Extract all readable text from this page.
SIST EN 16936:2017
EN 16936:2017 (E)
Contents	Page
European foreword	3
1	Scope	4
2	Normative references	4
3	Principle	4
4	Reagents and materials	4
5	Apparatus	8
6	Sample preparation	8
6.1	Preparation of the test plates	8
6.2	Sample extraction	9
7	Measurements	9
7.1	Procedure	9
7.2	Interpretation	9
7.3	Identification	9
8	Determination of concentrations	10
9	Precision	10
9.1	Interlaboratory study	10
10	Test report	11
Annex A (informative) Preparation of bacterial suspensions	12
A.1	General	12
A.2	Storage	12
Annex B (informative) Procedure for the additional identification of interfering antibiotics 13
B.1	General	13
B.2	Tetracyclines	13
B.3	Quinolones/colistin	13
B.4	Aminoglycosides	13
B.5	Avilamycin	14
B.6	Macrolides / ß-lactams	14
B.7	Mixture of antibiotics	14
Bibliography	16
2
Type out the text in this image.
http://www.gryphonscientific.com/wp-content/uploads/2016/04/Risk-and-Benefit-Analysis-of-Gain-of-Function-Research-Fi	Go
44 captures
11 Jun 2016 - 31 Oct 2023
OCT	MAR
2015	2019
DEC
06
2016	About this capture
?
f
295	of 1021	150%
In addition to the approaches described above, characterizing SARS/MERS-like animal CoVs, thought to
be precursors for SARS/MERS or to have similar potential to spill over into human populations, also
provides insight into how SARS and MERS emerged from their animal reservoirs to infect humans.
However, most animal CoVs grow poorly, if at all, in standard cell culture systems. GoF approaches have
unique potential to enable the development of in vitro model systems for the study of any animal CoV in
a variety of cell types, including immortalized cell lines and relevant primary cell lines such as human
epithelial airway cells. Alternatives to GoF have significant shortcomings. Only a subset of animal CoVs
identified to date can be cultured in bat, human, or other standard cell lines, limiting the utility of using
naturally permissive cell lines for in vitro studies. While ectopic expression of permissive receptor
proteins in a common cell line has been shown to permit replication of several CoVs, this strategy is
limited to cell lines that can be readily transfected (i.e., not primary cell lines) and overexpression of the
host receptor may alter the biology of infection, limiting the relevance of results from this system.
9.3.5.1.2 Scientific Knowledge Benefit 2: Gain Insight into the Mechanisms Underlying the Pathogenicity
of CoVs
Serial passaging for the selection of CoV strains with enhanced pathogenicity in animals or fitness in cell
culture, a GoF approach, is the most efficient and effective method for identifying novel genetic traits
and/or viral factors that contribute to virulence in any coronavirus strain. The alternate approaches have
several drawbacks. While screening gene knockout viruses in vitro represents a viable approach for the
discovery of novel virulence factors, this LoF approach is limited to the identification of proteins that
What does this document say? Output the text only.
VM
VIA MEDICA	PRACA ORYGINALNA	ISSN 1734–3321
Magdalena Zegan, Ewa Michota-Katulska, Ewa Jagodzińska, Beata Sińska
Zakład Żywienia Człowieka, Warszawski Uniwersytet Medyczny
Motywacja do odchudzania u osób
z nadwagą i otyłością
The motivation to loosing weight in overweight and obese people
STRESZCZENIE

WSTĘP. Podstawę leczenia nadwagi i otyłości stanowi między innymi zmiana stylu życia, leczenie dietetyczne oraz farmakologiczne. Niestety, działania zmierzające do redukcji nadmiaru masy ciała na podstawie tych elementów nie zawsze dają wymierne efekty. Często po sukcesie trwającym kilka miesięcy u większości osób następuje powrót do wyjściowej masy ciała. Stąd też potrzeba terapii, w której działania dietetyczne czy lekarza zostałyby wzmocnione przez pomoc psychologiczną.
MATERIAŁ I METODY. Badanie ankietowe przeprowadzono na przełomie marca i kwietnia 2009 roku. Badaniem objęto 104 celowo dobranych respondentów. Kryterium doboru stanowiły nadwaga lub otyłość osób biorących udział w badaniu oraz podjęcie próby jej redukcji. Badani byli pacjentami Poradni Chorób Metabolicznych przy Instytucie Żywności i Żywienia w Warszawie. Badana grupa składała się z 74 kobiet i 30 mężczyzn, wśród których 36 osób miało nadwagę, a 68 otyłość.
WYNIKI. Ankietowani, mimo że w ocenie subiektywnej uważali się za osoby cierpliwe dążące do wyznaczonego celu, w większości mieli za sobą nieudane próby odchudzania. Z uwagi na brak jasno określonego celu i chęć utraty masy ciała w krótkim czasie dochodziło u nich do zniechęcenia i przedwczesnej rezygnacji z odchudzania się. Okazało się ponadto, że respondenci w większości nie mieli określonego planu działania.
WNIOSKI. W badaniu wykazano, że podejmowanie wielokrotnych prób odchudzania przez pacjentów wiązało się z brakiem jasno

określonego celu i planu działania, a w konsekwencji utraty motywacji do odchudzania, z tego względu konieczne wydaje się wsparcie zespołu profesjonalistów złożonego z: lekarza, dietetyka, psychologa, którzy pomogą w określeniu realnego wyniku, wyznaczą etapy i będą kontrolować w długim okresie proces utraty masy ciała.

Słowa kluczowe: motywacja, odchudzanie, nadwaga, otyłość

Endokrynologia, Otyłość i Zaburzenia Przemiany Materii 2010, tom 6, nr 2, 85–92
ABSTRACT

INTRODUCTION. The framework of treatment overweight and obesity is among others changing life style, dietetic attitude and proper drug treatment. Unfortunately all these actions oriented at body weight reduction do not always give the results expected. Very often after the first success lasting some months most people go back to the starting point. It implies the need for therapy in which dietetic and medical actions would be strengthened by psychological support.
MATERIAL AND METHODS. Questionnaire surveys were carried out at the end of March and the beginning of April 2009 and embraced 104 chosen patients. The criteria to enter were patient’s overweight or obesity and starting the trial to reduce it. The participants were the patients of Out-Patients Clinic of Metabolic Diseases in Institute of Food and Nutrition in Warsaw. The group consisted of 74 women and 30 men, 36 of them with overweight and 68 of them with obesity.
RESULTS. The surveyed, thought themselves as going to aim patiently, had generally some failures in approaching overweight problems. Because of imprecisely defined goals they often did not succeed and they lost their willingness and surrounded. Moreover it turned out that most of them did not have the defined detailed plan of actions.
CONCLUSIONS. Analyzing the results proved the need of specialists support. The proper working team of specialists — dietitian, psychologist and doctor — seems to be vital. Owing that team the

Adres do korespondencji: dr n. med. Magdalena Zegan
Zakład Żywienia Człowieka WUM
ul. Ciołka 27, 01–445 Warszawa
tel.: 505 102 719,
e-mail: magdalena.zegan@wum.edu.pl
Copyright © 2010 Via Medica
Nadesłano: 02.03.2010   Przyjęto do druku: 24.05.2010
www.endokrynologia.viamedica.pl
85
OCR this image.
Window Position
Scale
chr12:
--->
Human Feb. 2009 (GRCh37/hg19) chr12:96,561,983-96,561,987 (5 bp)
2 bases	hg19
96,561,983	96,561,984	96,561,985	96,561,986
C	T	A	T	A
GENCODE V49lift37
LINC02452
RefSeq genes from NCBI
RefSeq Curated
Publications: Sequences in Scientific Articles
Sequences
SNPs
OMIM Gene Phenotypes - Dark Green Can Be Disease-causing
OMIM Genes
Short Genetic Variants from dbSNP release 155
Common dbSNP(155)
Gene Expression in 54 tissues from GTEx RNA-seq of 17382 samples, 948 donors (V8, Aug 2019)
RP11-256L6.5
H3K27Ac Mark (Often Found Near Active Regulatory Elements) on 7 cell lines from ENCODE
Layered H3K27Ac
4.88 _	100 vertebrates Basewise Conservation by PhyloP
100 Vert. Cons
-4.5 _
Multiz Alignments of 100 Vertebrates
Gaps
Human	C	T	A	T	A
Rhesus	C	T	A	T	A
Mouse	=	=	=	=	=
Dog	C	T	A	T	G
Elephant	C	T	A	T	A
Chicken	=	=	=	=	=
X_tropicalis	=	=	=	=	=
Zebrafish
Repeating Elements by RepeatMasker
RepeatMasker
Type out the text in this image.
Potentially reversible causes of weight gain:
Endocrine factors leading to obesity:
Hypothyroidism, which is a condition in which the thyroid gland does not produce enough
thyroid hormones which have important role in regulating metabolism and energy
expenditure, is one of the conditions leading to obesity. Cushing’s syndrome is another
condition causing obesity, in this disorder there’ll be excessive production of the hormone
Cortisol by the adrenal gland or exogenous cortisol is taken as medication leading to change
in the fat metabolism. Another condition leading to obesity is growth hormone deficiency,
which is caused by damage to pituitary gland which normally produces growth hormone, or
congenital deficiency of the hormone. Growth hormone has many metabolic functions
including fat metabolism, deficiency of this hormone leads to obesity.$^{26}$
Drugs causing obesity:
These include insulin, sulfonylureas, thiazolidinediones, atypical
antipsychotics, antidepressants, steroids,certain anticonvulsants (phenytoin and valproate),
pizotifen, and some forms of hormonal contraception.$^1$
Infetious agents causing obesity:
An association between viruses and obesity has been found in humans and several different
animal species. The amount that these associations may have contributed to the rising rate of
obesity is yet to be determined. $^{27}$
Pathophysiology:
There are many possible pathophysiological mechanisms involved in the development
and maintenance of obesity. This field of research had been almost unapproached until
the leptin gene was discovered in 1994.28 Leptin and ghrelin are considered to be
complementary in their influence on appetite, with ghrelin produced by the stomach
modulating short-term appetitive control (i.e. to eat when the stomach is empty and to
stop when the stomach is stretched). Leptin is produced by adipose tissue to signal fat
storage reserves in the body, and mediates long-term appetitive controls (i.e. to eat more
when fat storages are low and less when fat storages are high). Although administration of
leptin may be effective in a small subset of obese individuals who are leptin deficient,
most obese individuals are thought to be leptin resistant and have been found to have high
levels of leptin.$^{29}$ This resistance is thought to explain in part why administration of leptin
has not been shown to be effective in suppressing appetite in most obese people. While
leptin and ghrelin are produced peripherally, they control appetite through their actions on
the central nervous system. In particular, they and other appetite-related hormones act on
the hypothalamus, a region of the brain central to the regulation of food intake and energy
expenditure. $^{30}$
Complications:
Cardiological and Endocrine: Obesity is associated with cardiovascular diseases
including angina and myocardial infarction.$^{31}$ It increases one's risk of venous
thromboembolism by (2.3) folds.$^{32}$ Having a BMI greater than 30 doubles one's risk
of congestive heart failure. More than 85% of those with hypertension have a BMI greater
****
**WHAT NEEDS TO BE DONE**
Look through the records for the string "proper". Copy every line that has it.

**ANSWER**
INTRODUCTION. The framework of treatment overweight and obesity is among others changing life style, dietetic attitude and proper drug treatment. Unfortunately all these actions oriented at body weight reduction do not always give the results expected. Very often after the first success lasting some months most people go back to the starting point. It implies the need for therapy in which dietetic and medical actions would be strengthened by psychological support.
CONCLUSIONS. Analyzing the results proved the need of specialists support. The proper working team of specialists — dietitian, psychologist and doctor — seems to be vital. Owing that team the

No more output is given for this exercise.